Start of RECORDS PROVIDED

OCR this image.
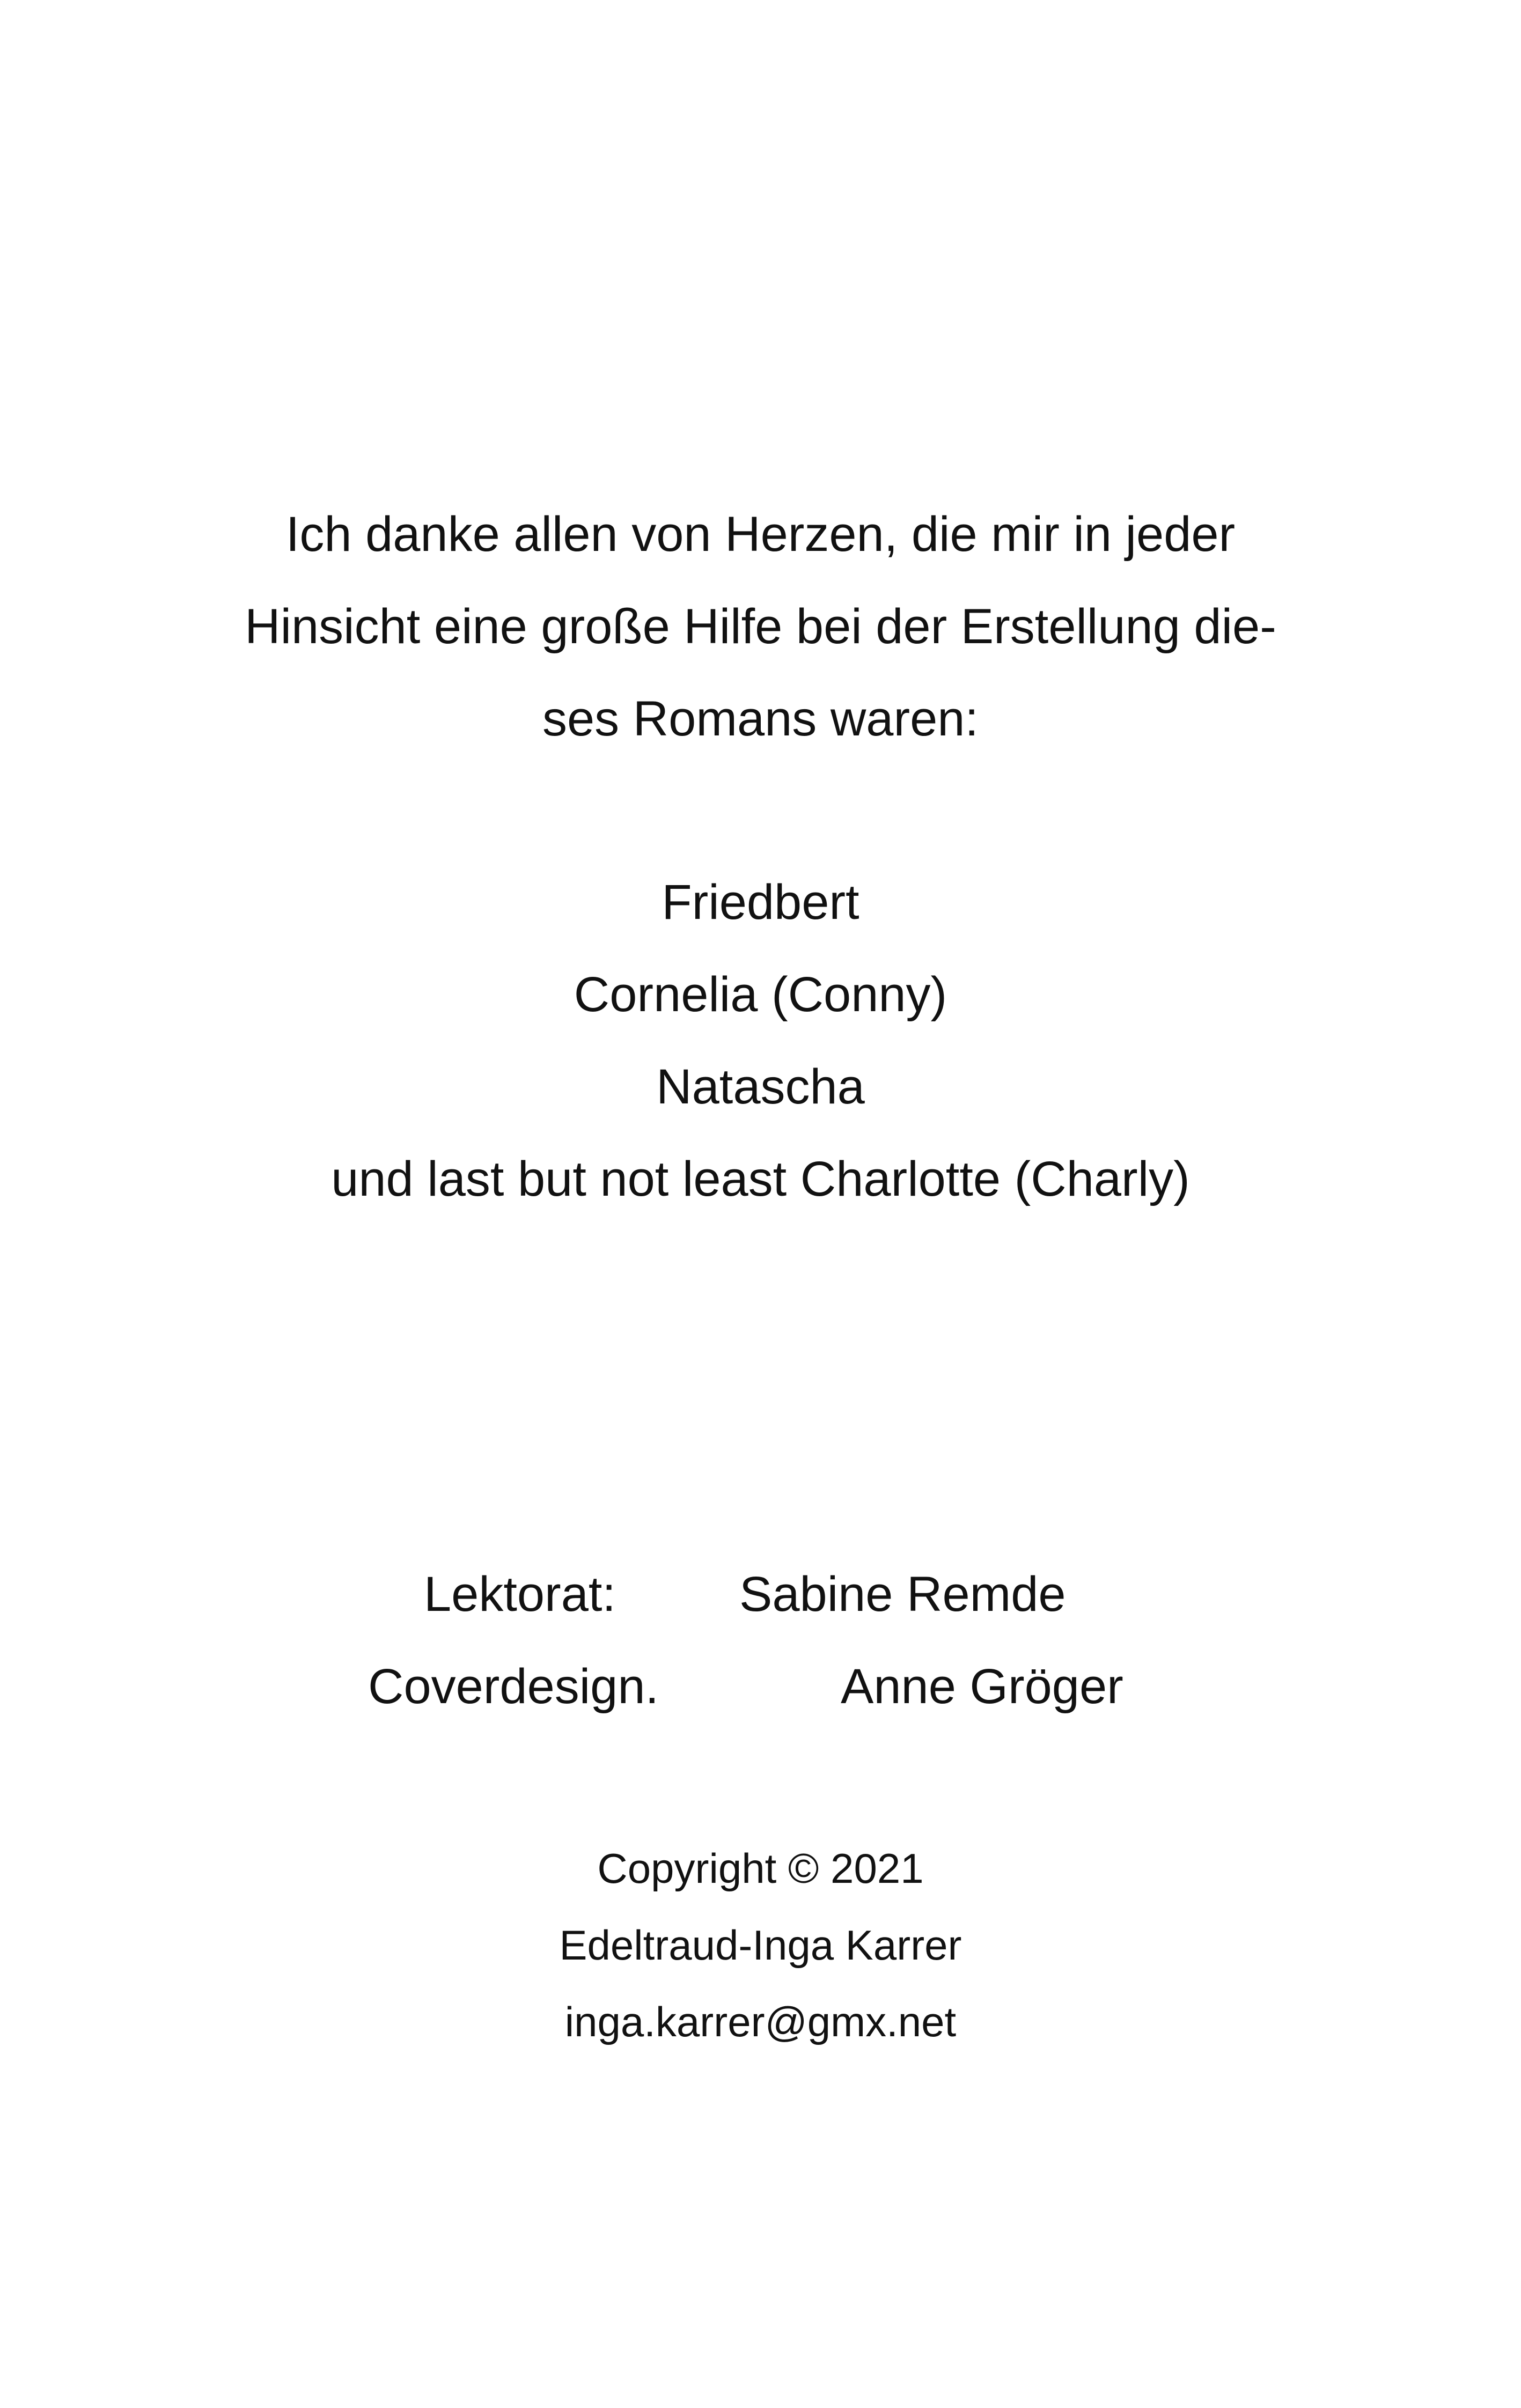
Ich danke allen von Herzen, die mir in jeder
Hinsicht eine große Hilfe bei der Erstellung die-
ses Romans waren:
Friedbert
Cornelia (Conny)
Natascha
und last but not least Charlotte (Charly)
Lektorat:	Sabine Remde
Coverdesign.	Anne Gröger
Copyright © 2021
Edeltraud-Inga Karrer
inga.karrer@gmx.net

End of RECORDS PROVIDED

= WHAT YOU SHOULD DO =
In your copy, repeat each record exactly and include no pictures.

= FINISHED TASK =
OCR this image.
Ich danke allen von Herzen, die mir in jeder
Hinsicht eine große Hilfe bei der Erstellung die-
ses Romans waren:
Friedbert
Cornelia (Conny)
Natascha
und last but not least Charlotte (Charly)
Lektorat:	Sabine Remde
Coverdesign.	Anne Gröger
Copyright © 2021
Edeltraud-Inga Karrer
inga.karrer@gmx.net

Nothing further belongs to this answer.